▸ TO DO: Leaving out all images, write out the records that follow exactly.

Collected data entries:
◇ ◇ ◇ ◇ ◇ ◇ ◇
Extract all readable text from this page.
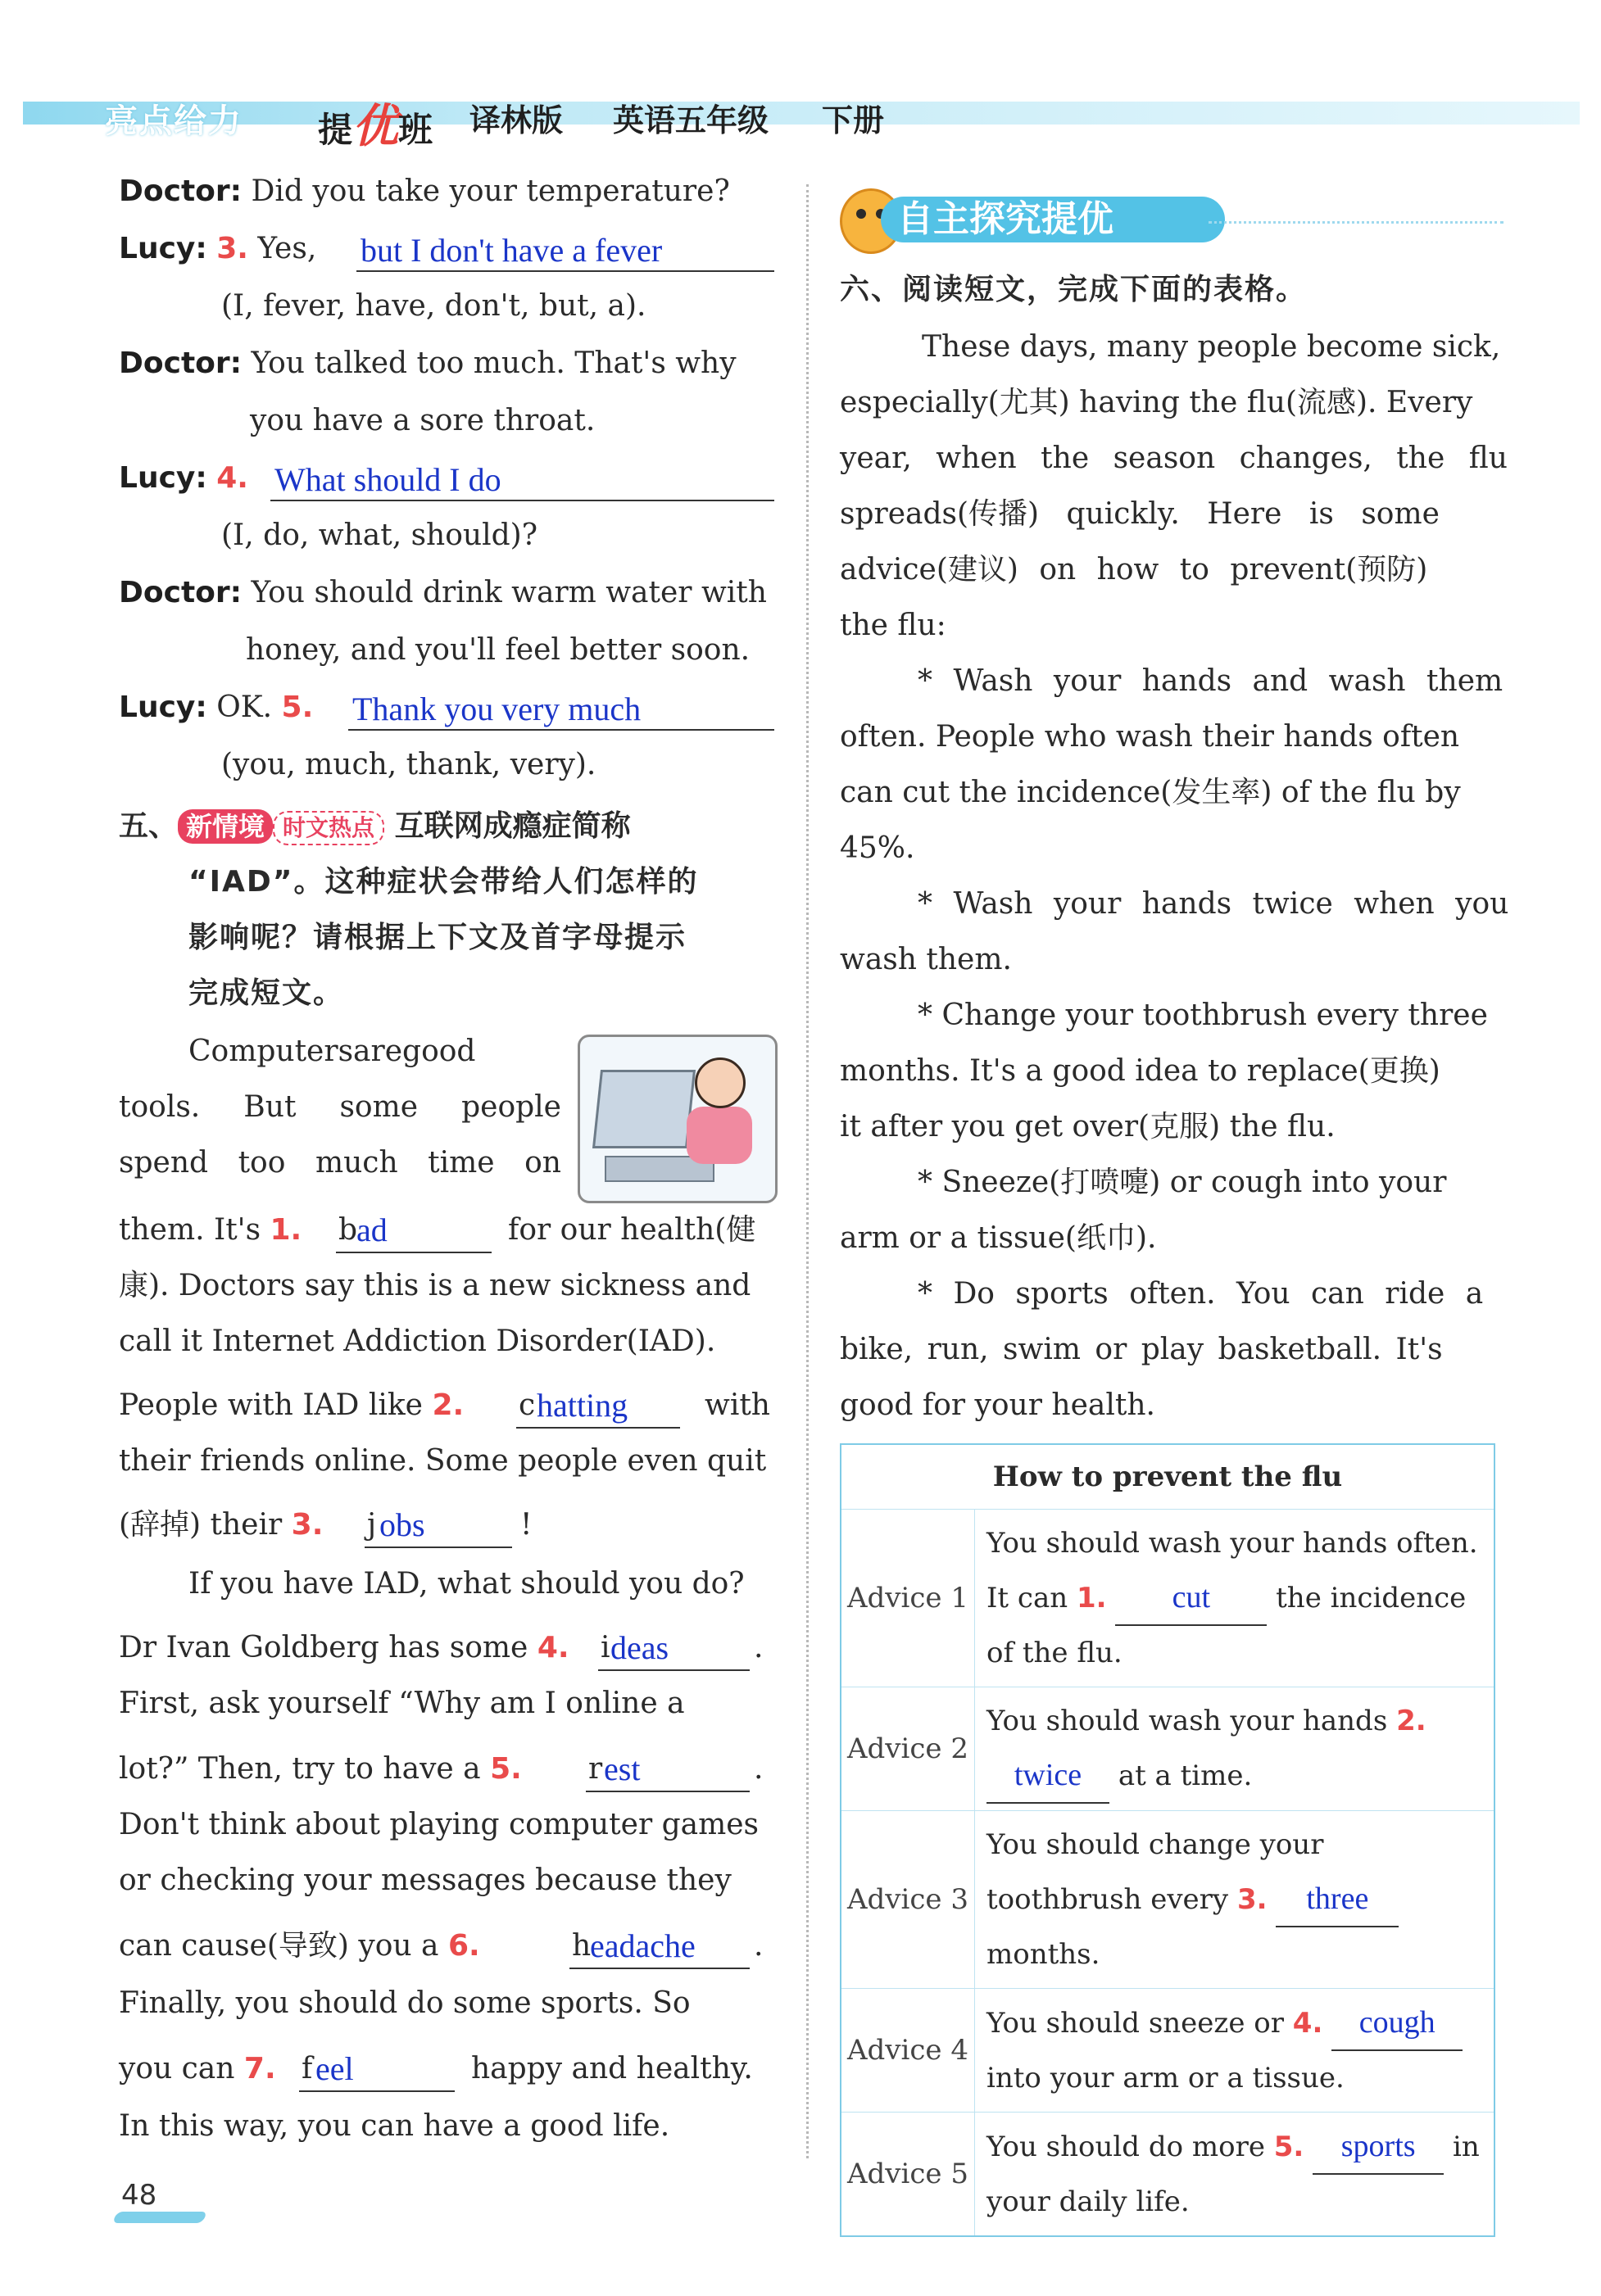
亮点给力 提优班 译林版 英语五年级 下册
Doctor: Did you take your temperature?
Lucy: 3. Yes, but I don't have a fever
(I, fever, have, don't, but, a).
Doctor: You talked too much. That's why
you have a sore throat.
Lucy: 4. What should I do
(I, do, what, should)?
Doctor: You should drink warm water with
honey, and you'll feel better soon.
Lucy: OK. 5. Thank you very much
(you, much, thank, very).
五、 新情境 时文热点 互联网成瘾症简称
“IAD”。这种症状会带给人们怎样的
影响呢？请根据上下文及首字母提示
完成短文。
Computers are good
tools. But some people
spend too much time on
them. It's 1. b
ad	for our health(健
康). Doctors say this is a new sickness and
call it Internet Addiction Disorder(IAD).
People with IAD like 2. c hatting	with
their friends online. Some people even quit
(辞掉) their 3. j obs	!
If you have IAD, what should you do?
Dr Ivan Goldberg has some 4. i deas	.
First, ask yourself “Why am I online a
lot?” Then, try to have a 5. r est	.
Don't think about playing computer games
or checking your messages because they
can cause(导致) you a 6.	h
eadache .
Finally, you should do some sports. So
you can 7. f eel	happy and healthy.
In this way, you can have a good life.
自主探究提优
六、阅读短文，完成下面的表格。
These days, many people become sick,
especially(尤其) having the flu(流感). Every
year, when the season changes, the flu
spreads(传播) quickly. Here is some
advice(建议) on how to prevent(预防)
the flu:
* Wash your hands and wash them
often. People who wash their hands often
can cut the incidence(发生率) of the flu by
45%.
* Wash your hands twice when you
wash them.
* Change your toothbrush every three
months. It's a good idea to replace(更换)
it after you get over(克服) the flu.
* Sneeze(打喷嚏) or cough into your
arm or a tissue(纸巾).
* Do sports often. You can ride a
bike, run, swim or play basketball. It's
good for your health.
How to prevent the flu	
Advice 1	You should wash your hands often. It can 1. cut the incidence of the flu.
Advice 2	You should wash your hands 2. twice at a time.
Advice 3	You should change your toothbrush every 3. three months.
Advice 4	You should sneeze or 4. cough into your arm or a tissue.
Advice 5	You should do more 5. sports in your daily life.
48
◇ ◇ ◇ ◇ ◇ ◇ ◇
▸ COMPLETED EXERCISE:
Extract all readable text from this page.
亮点给力 提优班 译林版 英语五年级 下册
Doctor: Did you take your temperature?
Lucy: 3. Yes, but I don't have a fever
(I, fever, have, don't, but, a).
Doctor: You talked too much. That's why
you have a sore throat.
Lucy: 4. What should I do
(I, do, what, should)?
Doctor: You should drink warm water with
honey, and you'll feel better soon.
Lucy: OK. 5. Thank you very much
(you, much, thank, very).
五、 新情境 时文热点 互联网成瘾症简称
“IAD”。这种症状会带给人们怎样的
影响呢？请根据上下文及首字母提示
完成短文。
Computers are good
tools. But some people
spend too much time on
them. It's 1. b
ad	for our health(健
康). Doctors say this is a new sickness and
call it Internet Addiction Disorder(IAD).
People with IAD like 2. c hatting	with
their friends online. Some people even quit
(辞掉) their 3. j obs	!
If you have IAD, what should you do?
Dr Ivan Goldberg has some 4. i deas	.
First, ask yourself “Why am I online a
lot?” Then, try to have a 5. r est	.
Don't think about playing computer games
or checking your messages because they
can cause(导致) you a 6.	h
eadache .
Finally, you should do some sports. So
you can 7. f eel	happy and healthy.
In this way, you can have a good life.
自主探究提优
六、阅读短文，完成下面的表格。
These days, many people become sick,
especially(尤其) having the flu(流感). Every
year, when the season changes, the flu
spreads(传播) quickly. Here is some
advice(建议) on how to prevent(预防)
the flu:
* Wash your hands and wash them
often. People who wash their hands often
can cut the incidence(发生率) of the flu by
45%.
* Wash your hands twice when you
wash them.
* Change your toothbrush every three
months. It's a good idea to replace(更换)
it after you get over(克服) the flu.
* Sneeze(打喷嚏) or cough into your
arm or a tissue(纸巾).
* Do sports often. You can ride a
bike, run, swim or play basketball. It's
good for your health.
How to prevent the flu	
Advice 1	You should wash your hands often. It can 1. cut the incidence of the flu.
Advice 2	You should wash your hands 2. twice at a time.
Advice 3	You should change your toothbrush every 3. three months.
Advice 4	You should sneeze or 4. cough into your arm or a tissue.
Advice 5	You should do more 5. sports in your daily life.
48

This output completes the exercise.